◆ REQUIREMENT ◆
Identify each line below that contains the word "ἁπλῇ", and copy it out.

--- Start ---

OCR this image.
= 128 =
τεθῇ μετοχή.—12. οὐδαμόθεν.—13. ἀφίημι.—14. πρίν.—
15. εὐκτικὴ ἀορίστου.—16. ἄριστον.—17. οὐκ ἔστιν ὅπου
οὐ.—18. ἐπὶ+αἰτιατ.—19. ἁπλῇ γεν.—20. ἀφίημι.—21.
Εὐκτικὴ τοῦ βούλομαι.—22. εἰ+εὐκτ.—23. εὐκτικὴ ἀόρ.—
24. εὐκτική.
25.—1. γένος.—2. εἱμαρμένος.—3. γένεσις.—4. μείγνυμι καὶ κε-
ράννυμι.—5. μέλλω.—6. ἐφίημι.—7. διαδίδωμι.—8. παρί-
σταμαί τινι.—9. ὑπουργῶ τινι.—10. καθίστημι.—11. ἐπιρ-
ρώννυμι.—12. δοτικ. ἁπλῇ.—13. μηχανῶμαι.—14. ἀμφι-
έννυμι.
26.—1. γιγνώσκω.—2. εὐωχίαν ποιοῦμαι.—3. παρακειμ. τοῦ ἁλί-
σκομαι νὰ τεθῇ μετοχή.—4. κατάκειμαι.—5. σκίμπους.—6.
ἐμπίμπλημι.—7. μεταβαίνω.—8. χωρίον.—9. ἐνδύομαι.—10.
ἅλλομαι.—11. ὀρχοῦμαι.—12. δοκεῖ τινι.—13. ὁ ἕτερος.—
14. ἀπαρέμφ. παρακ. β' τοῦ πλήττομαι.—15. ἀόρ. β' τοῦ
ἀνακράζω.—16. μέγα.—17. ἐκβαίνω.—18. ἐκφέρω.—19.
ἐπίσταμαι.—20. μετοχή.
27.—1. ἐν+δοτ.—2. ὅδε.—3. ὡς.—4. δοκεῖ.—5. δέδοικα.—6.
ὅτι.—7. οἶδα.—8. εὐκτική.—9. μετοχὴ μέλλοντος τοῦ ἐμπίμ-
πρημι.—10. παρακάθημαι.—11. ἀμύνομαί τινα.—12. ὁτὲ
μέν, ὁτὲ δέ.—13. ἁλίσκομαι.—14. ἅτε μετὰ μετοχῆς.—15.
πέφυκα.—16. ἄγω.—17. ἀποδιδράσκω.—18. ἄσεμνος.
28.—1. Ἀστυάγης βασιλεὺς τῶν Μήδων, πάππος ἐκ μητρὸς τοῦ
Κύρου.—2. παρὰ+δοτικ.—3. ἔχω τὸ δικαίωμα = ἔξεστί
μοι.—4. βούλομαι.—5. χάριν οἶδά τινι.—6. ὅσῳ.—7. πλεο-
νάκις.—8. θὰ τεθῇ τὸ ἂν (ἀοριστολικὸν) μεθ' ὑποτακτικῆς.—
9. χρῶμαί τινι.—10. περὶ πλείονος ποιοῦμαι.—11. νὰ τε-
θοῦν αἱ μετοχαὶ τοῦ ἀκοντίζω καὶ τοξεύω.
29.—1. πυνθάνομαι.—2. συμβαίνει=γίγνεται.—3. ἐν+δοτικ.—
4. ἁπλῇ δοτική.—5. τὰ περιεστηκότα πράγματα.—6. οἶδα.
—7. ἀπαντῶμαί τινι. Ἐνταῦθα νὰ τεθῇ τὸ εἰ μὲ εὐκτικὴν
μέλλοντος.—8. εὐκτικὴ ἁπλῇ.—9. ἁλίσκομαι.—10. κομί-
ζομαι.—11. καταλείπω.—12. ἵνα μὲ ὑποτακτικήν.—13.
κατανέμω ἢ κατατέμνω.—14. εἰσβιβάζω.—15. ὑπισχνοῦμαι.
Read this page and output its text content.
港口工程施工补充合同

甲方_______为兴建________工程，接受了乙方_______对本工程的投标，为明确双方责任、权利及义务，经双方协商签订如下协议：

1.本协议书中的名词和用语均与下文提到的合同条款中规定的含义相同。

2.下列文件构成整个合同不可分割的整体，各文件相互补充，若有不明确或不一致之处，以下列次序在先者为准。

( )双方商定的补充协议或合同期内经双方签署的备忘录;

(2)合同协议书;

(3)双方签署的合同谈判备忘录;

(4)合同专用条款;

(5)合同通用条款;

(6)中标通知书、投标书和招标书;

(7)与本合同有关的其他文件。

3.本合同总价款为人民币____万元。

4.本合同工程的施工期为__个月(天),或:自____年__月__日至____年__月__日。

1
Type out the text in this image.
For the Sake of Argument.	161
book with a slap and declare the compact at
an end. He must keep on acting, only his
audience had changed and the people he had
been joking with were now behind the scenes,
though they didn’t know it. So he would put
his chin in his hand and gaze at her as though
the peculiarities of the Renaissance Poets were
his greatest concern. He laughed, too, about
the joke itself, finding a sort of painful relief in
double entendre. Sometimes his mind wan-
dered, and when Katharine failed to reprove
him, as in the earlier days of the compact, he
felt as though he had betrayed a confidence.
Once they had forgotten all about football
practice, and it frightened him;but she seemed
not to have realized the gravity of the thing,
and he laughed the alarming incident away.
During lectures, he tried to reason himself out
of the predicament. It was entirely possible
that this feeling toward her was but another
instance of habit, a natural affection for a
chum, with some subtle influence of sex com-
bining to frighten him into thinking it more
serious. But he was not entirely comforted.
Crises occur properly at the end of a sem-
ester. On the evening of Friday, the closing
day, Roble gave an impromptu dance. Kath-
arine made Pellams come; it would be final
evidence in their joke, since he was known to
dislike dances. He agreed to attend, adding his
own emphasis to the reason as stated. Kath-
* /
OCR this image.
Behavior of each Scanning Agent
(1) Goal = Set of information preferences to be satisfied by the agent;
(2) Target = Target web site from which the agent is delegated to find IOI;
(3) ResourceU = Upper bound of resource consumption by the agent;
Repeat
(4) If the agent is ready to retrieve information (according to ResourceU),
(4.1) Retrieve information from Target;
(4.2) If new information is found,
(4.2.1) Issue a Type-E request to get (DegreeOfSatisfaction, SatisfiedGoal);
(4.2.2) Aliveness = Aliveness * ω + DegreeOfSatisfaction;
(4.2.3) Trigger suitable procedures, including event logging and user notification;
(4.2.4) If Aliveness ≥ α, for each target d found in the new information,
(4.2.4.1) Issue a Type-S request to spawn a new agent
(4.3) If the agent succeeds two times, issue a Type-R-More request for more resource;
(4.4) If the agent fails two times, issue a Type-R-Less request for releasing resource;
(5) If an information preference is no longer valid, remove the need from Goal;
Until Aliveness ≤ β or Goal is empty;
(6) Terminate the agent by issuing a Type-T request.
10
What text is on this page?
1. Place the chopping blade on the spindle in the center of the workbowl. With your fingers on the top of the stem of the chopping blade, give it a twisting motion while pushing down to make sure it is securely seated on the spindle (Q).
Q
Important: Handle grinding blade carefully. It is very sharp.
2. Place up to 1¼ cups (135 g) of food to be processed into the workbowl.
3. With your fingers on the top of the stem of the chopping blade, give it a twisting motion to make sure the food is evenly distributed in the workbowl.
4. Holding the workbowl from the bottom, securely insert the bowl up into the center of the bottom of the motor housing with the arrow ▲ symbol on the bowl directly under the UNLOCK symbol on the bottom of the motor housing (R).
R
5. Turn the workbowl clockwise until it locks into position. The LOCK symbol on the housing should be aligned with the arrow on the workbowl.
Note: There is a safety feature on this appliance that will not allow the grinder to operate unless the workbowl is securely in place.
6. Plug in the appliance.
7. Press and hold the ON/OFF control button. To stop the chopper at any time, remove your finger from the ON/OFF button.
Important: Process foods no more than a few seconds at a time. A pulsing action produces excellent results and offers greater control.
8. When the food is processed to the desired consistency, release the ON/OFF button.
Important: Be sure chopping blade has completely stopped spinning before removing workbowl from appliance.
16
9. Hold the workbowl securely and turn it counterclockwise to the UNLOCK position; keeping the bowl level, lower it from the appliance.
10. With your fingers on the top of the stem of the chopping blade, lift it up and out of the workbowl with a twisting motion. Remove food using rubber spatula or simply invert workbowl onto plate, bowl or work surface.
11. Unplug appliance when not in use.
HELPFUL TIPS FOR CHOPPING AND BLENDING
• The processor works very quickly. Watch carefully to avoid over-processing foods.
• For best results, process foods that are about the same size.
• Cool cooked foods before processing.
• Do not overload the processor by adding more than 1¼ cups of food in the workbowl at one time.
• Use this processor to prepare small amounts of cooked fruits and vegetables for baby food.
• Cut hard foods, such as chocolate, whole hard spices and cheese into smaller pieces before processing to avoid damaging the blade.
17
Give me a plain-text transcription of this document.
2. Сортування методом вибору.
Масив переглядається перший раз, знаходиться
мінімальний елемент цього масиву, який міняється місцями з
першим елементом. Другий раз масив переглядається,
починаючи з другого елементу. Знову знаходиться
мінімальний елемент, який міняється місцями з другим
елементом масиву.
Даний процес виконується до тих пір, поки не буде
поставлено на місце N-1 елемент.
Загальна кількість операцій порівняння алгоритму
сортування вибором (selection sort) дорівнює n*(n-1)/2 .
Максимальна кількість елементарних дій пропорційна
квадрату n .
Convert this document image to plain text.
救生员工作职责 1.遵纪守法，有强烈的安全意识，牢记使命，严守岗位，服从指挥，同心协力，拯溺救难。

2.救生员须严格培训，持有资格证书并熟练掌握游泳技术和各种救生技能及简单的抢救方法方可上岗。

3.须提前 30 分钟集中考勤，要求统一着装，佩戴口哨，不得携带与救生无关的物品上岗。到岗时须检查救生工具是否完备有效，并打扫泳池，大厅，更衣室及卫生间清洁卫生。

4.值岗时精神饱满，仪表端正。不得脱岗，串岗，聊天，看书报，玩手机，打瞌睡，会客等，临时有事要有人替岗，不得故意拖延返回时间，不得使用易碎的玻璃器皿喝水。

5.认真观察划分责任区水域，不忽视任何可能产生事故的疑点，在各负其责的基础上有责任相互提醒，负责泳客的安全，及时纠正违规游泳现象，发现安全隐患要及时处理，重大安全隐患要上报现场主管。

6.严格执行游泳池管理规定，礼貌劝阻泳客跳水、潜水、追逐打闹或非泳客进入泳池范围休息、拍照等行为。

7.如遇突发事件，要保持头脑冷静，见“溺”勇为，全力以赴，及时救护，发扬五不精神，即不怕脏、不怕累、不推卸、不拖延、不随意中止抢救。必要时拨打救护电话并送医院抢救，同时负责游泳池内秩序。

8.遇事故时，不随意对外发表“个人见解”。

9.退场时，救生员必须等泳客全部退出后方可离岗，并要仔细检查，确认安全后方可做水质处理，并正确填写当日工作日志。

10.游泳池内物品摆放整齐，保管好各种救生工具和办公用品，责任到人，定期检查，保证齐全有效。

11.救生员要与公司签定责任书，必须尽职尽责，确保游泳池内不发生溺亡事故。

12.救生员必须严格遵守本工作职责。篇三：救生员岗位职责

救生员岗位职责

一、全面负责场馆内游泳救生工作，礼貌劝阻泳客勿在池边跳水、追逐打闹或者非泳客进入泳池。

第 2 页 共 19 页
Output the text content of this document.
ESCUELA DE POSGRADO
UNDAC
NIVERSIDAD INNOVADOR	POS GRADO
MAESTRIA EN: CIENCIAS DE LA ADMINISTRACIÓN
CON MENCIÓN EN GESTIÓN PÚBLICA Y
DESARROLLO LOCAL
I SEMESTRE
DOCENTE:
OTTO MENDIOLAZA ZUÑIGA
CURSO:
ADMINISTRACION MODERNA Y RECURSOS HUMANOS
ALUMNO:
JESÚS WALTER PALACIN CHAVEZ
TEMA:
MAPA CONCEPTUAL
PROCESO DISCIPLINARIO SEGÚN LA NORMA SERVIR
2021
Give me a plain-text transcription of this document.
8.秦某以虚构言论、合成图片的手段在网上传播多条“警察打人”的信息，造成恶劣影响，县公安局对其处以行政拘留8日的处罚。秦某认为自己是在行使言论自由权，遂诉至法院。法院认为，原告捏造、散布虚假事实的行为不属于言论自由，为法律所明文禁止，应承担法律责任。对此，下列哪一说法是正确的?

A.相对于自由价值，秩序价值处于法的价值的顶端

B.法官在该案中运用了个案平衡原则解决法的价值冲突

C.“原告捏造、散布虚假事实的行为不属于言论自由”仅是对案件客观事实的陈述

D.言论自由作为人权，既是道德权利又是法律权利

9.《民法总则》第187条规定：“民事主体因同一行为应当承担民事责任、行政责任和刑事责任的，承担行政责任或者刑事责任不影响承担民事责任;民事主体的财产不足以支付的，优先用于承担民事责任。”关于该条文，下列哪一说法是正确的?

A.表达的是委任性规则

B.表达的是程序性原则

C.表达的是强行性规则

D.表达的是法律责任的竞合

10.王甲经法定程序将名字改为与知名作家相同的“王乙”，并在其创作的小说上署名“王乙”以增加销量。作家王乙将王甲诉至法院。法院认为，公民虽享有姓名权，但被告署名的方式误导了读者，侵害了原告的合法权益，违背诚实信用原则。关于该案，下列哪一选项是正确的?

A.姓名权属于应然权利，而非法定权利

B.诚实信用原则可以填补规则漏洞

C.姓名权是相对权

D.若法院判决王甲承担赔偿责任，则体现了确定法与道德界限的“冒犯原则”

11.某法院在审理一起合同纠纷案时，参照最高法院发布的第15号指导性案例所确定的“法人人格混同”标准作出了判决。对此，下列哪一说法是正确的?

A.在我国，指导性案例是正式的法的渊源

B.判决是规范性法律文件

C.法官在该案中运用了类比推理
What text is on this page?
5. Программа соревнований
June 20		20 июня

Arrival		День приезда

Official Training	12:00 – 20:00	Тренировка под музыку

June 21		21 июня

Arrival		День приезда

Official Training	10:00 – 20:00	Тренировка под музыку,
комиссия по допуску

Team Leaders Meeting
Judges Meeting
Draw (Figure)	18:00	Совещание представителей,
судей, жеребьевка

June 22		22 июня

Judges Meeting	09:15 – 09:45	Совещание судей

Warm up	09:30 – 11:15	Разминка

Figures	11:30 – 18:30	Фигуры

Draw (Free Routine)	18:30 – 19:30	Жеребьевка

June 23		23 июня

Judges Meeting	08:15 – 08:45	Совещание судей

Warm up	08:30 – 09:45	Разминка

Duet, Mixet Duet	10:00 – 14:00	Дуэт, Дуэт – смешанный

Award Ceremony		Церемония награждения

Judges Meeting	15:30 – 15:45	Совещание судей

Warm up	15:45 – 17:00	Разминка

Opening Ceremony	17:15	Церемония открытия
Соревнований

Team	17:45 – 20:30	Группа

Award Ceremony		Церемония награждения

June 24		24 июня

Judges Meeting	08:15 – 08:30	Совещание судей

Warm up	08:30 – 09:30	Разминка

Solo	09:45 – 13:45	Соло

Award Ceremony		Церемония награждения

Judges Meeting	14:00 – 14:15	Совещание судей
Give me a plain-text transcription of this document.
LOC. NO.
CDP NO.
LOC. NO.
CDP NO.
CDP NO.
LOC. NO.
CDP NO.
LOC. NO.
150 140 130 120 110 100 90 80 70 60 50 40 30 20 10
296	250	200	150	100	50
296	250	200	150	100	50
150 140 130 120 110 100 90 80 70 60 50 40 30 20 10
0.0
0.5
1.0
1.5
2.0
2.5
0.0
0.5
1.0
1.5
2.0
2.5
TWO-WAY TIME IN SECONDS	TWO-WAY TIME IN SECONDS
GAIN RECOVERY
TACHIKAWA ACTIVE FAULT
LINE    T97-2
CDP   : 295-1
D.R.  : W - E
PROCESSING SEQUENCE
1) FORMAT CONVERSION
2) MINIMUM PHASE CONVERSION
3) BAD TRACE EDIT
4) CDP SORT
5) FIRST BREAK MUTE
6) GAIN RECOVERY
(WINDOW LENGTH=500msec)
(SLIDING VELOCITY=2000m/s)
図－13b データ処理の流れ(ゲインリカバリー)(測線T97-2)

--- End ---

◆ SOLUTION TO THIS EXERCISE ◆
οὐ.—18. ἐπὶ+αἰτιατ.—19. ἁπλῇ γεν.—20. ἀφίημι.—21.
ρώννυμι.—12. δοτικ. ἁπλῇ.—13. μηχανῶμαι.—14. ἀμφι-
4. ἁπλῇ δοτική.—5. τὰ περιεστηκότα πράγματα.—6. οἶδα.
μέλλοντος.—8. εὐκτικὴ ἁπλῇ.—9. ἁλίσκομαι.—10. κομί-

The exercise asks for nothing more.